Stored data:
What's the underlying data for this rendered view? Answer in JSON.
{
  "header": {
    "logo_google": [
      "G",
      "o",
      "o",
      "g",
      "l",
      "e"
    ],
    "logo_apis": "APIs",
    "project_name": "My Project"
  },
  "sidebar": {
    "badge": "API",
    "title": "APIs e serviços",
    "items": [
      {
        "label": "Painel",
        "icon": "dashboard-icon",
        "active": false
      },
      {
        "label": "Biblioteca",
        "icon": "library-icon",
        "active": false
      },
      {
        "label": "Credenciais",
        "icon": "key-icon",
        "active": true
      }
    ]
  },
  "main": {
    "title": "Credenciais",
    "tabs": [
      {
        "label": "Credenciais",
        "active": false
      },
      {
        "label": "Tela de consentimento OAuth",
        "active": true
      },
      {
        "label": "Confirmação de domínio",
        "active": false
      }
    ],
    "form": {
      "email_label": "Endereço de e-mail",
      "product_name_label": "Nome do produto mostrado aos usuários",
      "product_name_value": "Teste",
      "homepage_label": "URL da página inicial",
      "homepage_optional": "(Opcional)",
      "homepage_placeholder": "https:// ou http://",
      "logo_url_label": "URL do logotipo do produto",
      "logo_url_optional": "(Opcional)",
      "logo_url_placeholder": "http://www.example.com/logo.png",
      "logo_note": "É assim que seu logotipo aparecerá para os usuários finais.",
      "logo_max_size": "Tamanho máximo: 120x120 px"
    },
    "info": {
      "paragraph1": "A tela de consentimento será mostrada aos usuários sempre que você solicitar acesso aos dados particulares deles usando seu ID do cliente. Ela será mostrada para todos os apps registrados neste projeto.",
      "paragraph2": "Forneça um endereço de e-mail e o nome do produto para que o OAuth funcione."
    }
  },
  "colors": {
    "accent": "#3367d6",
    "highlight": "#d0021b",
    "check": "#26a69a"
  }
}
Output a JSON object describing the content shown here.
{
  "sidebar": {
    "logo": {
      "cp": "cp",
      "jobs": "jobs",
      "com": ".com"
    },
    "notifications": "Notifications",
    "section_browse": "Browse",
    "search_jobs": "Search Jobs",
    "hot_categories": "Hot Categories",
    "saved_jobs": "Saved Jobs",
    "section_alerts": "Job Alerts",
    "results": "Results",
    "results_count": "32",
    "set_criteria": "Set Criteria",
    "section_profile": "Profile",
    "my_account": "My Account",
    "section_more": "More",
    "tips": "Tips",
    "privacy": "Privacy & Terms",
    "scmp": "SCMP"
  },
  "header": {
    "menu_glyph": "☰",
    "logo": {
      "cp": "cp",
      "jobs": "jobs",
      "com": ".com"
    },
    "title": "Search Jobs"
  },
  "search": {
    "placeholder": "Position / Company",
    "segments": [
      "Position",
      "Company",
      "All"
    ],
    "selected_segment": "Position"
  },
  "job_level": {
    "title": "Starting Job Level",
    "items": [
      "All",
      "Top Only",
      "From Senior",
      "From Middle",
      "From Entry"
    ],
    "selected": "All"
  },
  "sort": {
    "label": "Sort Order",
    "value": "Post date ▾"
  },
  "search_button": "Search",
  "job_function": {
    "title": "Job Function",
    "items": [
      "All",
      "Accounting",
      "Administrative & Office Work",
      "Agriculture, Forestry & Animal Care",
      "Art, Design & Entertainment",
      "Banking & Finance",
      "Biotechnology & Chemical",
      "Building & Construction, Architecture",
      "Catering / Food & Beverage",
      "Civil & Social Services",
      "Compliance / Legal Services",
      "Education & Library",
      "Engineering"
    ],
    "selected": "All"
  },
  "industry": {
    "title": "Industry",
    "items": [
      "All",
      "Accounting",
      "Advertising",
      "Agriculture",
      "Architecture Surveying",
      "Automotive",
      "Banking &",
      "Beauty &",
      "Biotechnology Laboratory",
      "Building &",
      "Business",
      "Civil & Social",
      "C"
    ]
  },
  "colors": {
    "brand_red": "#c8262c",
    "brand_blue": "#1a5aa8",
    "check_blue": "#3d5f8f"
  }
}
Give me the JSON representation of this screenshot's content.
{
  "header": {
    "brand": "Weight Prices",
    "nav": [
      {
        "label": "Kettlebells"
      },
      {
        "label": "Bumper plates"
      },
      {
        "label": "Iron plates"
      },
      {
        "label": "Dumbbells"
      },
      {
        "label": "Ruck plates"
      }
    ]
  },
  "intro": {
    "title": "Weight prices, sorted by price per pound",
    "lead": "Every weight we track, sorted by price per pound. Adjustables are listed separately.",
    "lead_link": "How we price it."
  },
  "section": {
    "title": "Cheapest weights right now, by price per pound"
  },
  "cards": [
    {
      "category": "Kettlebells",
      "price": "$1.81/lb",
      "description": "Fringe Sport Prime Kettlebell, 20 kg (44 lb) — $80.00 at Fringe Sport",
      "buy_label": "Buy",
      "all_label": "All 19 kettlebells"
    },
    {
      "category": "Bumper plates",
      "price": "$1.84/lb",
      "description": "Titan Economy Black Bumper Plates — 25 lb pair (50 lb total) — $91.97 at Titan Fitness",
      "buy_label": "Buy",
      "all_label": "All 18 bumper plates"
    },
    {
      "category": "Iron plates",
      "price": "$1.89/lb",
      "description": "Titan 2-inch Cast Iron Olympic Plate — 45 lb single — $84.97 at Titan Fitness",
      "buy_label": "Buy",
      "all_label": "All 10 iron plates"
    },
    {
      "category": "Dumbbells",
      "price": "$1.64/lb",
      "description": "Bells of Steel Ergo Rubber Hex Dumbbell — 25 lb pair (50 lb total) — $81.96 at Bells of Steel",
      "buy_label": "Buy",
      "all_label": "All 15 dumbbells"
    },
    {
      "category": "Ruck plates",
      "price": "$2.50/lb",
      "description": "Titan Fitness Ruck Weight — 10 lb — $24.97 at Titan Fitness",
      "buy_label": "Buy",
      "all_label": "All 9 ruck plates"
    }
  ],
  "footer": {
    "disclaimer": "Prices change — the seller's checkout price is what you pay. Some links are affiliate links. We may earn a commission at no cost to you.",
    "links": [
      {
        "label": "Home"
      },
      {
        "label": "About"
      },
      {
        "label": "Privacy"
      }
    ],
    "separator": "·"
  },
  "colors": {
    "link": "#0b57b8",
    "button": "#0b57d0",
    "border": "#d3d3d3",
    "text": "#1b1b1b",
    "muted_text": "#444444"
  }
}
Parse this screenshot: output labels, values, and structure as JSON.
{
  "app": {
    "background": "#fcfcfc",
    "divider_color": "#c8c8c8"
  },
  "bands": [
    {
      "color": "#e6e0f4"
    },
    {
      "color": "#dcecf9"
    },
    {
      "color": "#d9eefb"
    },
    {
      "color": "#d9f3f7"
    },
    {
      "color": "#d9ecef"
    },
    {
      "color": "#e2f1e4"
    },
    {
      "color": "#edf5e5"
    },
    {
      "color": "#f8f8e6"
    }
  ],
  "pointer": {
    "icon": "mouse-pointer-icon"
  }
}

> **What to produce**: Retype the whole listing, matching it exactly.

> **Expected output**:
What's the underlying data for this rendered view? Answer in JSON.
{
  "header": {
    "logo_google": [
      "G",
      "o",
      "o",
      "g",
      "l",
      "e"
    ],
    "logo_apis": "APIs",
    "project_name": "My Project"
  },
  "sidebar": {
    "badge": "API",
    "title": "APIs e serviços",
    "items": [
      {
        "label": "Painel",
        "icon": "dashboard-icon",
        "active": false
      },
      {
        "label": "Biblioteca",
        "icon": "library-icon",
        "active": false
      },
      {
        "label": "Credenciais",
        "icon": "key-icon",
        "active": true
      }
    ]
  },
  "main": {
    "title": "Credenciais",
    "tabs": [
      {
        "label": "Credenciais",
        "active": false
      },
      {
        "label": "Tela de consentimento OAuth",
        "active": true
      },
      {
        "label": "Confirmação de domínio",
        "active": false
      }
    ],
    "form": {
      "email_label": "Endereço de e-mail",
      "product_name_label": "Nome do produto mostrado aos usuários",
      "product_name_value": "Teste",
      "homepage_label": "URL da página inicial",
      "homepage_optional": "(Opcional)",
      "homepage_placeholder": "https:// ou http://",
      "logo_url_label": "URL do logotipo do produto",
      "logo_url_optional": "(Opcional)",
      "logo_url_placeholder": "http://www.example.com/logo.png",
      "logo_note": "É assim que seu logotipo aparecerá para os usuários finais.",
      "logo_max_size": "Tamanho máximo: 120x120 px"
    },
    "info": {
      "paragraph1": "A tela de consentimento será mostrada aos usuários sempre que você solicitar acesso aos dados particulares deles usando seu ID do cliente. Ela será mostrada para todos os apps registrados neste projeto.",
      "paragraph2": "Forneça um endereço de e-mail e o nome do produto para que o OAuth funcione."
    }
  },
  "colors": {
    "accent": "#3367d6",
    "highlight": "#d0021b",
    "check": "#26a69a"
  }
}
Output a JSON object describing the content shown here.
{
  "sidebar": {
    "logo": {
      "cp": "cp",
      "jobs": "jobs",
      "com": ".com"
    },
    "notifications": "Notifications",
    "section_browse": "Browse",
    "search_jobs": "Search Jobs",
    "hot_categories": "Hot Categories",
    "saved_jobs": "Saved Jobs",
    "section_alerts": "Job Alerts",
    "results": "Results",
    "results_count": "32",
    "set_criteria": "Set Criteria",
    "section_profile": "Profile",
    "my_account": "My Account",
    "section_more": "More",
    "tips": "Tips",
    "privacy": "Privacy & Terms",
    "scmp": "SCMP"
  },
  "header": {
    "menu_glyph": "☰",
    "logo": {
      "cp": "cp",
      "jobs": "jobs",
      "com": ".com"
    },
    "title": "Search Jobs"
  },
  "search": {
    "placeholder": "Position / Company",
    "segments": [
      "Position",
      "Company",
      "All"
    ],
    "selected_segment": "Position"
  },
  "job_level": {
    "title": "Starting Job Level",
    "items": [
      "All",
      "Top Only",
      "From Senior",
      "From Middle",
      "From Entry"
    ],
    "selected": "All"
  },
  "sort": {
    "label": "Sort Order",
    "value": "Post date ▾"
  },
  "search_button": "Search",
  "job_function": {
    "title": "Job Function",
    "items": [
      "All",
      "Accounting",
      "Administrative & Office Work",
      "Agriculture, Forestry & Animal Care",
      "Art, Design & Entertainment",
      "Banking & Finance",
      "Biotechnology & Chemical",
      "Building & Construction, Architecture",
      "Catering / Food & Beverage",
      "Civil & Social Services",
      "Compliance / Legal Services",
      "Education & Library",
      "Engineering"
    ],
    "selected": "All"
  },
  "industry": {
    "title": "Industry",
    "items": [
      "All",
      "Accounting",
      "Advertising",
      "Agriculture",
      "Architecture Surveying",
      "Automotive",
      "Banking &",
      "Beauty &",
      "Biotechnology Laboratory",
      "Building &",
      "Business",
      "Civil & Social",
      "C"
    ]
  },
  "colors": {
    "brand_red": "#c8262c",
    "brand_blue": "#1a5aa8",
    "check_blue": "#3d5f8f"
  }
}
Give me the JSON representation of this screenshot's content.
{
  "header": {
    "brand": "Weight Prices",
    "nav": [
      {
        "label": "Kettlebells"
      },
      {
        "label": "Bumper plates"
      },
      {
        "label": "Iron plates"
      },
      {
        "label": "Dumbbells"
      },
      {
        "label": "Ruck plates"
      }
    ]
  },
  "intro": {
    "title": "Weight prices, sorted by price per pound",
    "lead": "Every weight we track, sorted by price per pound. Adjustables are listed separately.",
    "lead_link": "How we price it."
  },
  "section": {
    "title": "Cheapest weights right now, by price per pound"
  },
  "cards": [
    {
      "category": "Kettlebells",
      "price": "$1.81/lb",
      "description": "Fringe Sport Prime Kettlebell, 20 kg (44 lb) — $80.00 at Fringe Sport",
      "buy_label": "Buy",
      "all_label": "All 19 kettlebells"
    },
    {
      "category": "Bumper plates",
      "price": "$1.84/lb",
      "description": "Titan Economy Black Bumper Plates — 25 lb pair (50 lb total) — $91.97 at Titan Fitness",
      "buy_label": "Buy",
      "all_label": "All 18 bumper plates"
    },
    {
      "category": "Iron plates",
      "price": "$1.89/lb",
      "description": "Titan 2-inch Cast Iron Olympic Plate — 45 lb single — $84.97 at Titan Fitness",
      "buy_label": "Buy",
      "all_label": "All 10 iron plates"
    },
    {
      "category": "Dumbbells",
      "price": "$1.64/lb",
      "description": "Bells of Steel Ergo Rubber Hex Dumbbell — 25 lb pair (50 lb total) — $81.96 at Bells of Steel",
      "buy_label": "Buy",
      "all_label": "All 15 dumbbells"
    },
    {
      "category": "Ruck plates",
      "price": "$2.50/lb",
      "description": "Titan Fitness Ruck Weight — 10 lb — $24.97 at Titan Fitness",
      "buy_label": "Buy",
      "all_label": "All 9 ruck plates"
    }
  ],
  "footer": {
    "disclaimer": "Prices change — the seller's checkout price is what you pay. Some links are affiliate links. We may earn a commission at no cost to you.",
    "links": [
      {
        "label": "Home"
      },
      {
        "label": "About"
      },
      {
        "label": "Privacy"
      }
    ],
    "separator": "·"
  },
  "colors": {
    "link": "#0b57b8",
    "button": "#0b57d0",
    "border": "#d3d3d3",
    "text": "#1b1b1b",
    "muted_text": "#444444"
  }
}
Parse this screenshot: output labels, values, and structure as JSON.
{
  "app": {
    "background": "#fcfcfc",
    "divider_color": "#c8c8c8"
  },
  "bands": [
    {
      "color": "#e6e0f4"
    },
    {
      "color": "#dcecf9"
    },
    {
      "color": "#d9eefb"
    },
    {
      "color": "#d9f3f7"
    },
    {
      "color": "#d9ecef"
    },
    {
      "color": "#e2f1e4"
    },
    {
      "color": "#edf5e5"
    },
    {
      "color": "#f8f8e6"
    }
  ],
  "pointer": {
    "icon": "mouse-pointer-icon"
  }
}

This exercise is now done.